▸ **PAGE**:
Author: Carlo Pandian, SEO Account Executive at Tug
Search engine optimisation is an online marketing discipline that is strongly influenced by the Google algorithm. The algorithm is constantly evolving, in order to provide better results for users.
As users are more likely to click on natural results over a PPC advert, it makes sense to invest in SEO, alongside other online marketing disciplines, to ensure your business is maximising it’s potential to drive sales through all available channels.
SEO agencies are tasked with the challenge of optimising websites in order to drive visitors from search engines, to the key pages of a site.
What should you be asking your SEO agency in 2013?
Marketing managers must be fully aware that an SEO agency has the power to either skyrocket their sales, or penalise their sites forever. They also need to know that off-page SEO activities are having a huge impact on highly competitive markets, but can be expensive when respecting the latest Google guidelines.
There have been numerous conversations regarding "black hat" and "white hat" SEO. The former refers to adopting ‘quick win’ techniques, that can ultimately lead to Google penalising their site, while "white hat" means a more long-term approach on getting results -without taking advantage of faults in the algorithm.
The following are some useful points you may want to discuss with an SEO agency you are working with, or considering working with in the future:
On page optimisation
This practice is very important for the success of a website, and usually involves a recommendations document from the agency, analysing keywords, content and current coding elements to ensure the site is easily readable by the crawlers. As well as looking at what improvements can be made to the current site, you may want to ask your agency how you can get ahead of the competition by targeting non-competitive keywords, or by exploiting some of the latest Google innovations (Schema rich snippet). There may also be an opportunity to create new landing pages targeting specific keywords.
Agencies usually provide their clients with a regular report containing stats, considerations and activities performed. It is not useful to produce a report that doesn't provide any insights to the marketing manager. Raw data such as visits, bounce rate and page views must be supported with analysis, in order to focus on areas of intervention. There may also be some data that agencies don't usually provide, probably because they are not asked. Don’t be afraid to ask if you need more data. A good agency will help create a bespoke report around you and your needs.

▸ **INFORMATION SUPPLIED**:
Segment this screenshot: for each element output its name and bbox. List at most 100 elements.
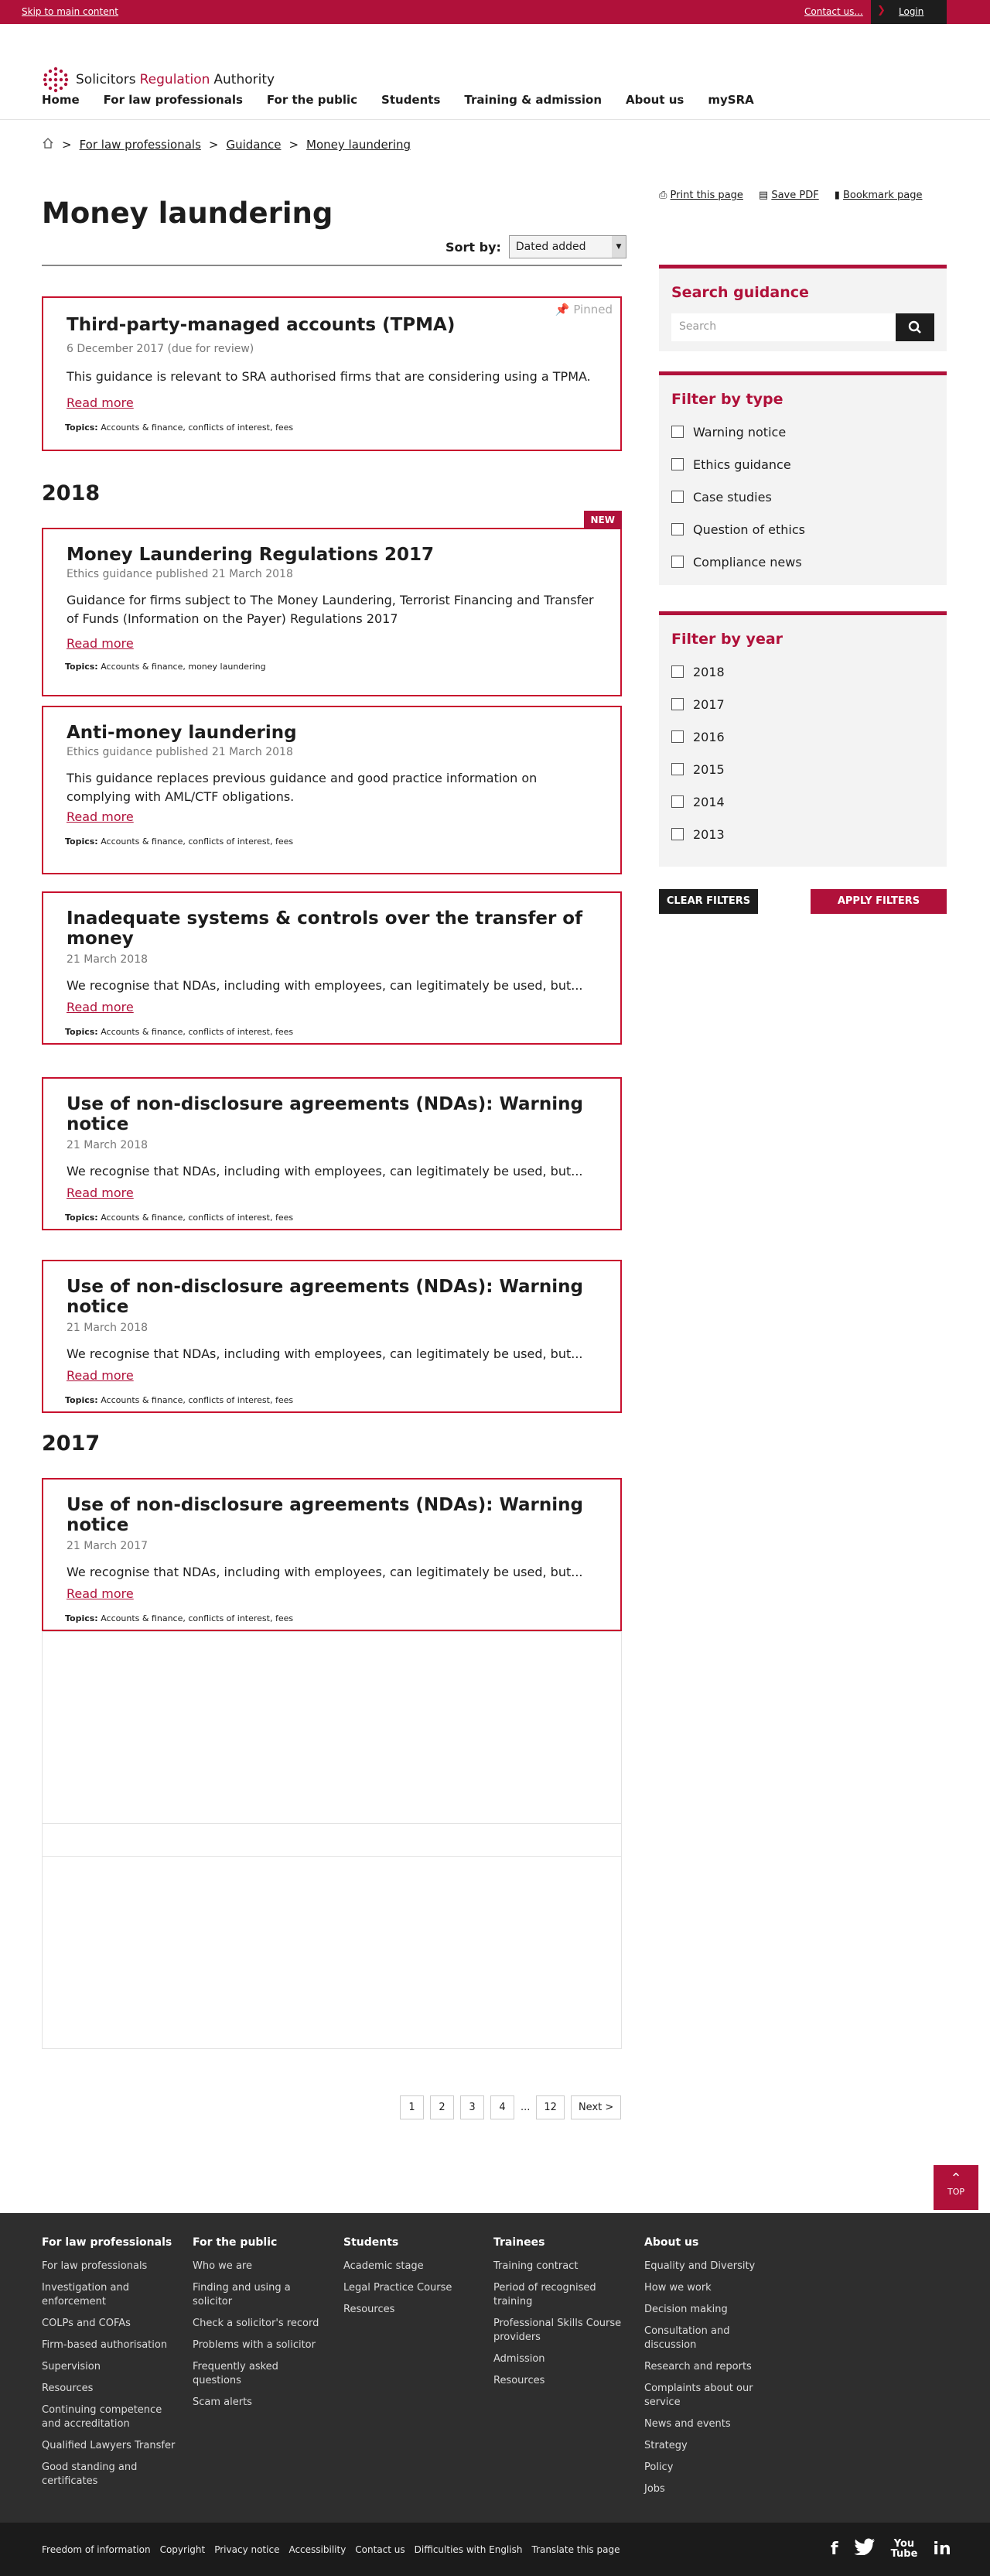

▸ **GIVEN REQUEST**: Repeat the stretch of the SEO article from "As users are" through "agency in 2013?", word for word.

▸ **OUTPUT BELOW**:
As users are more likely to click on natural results over a PPC advert, it makes sense to invest in SEO, alongside other online marketing disciplines, to ensure your business is maximising it’s potential to drive sales through all available channels.
SEO agencies are tasked with the challenge of optimising websites in order to drive visitors from search engines, to the key pages of a site.
What should you be asking your SEO agency in 2013?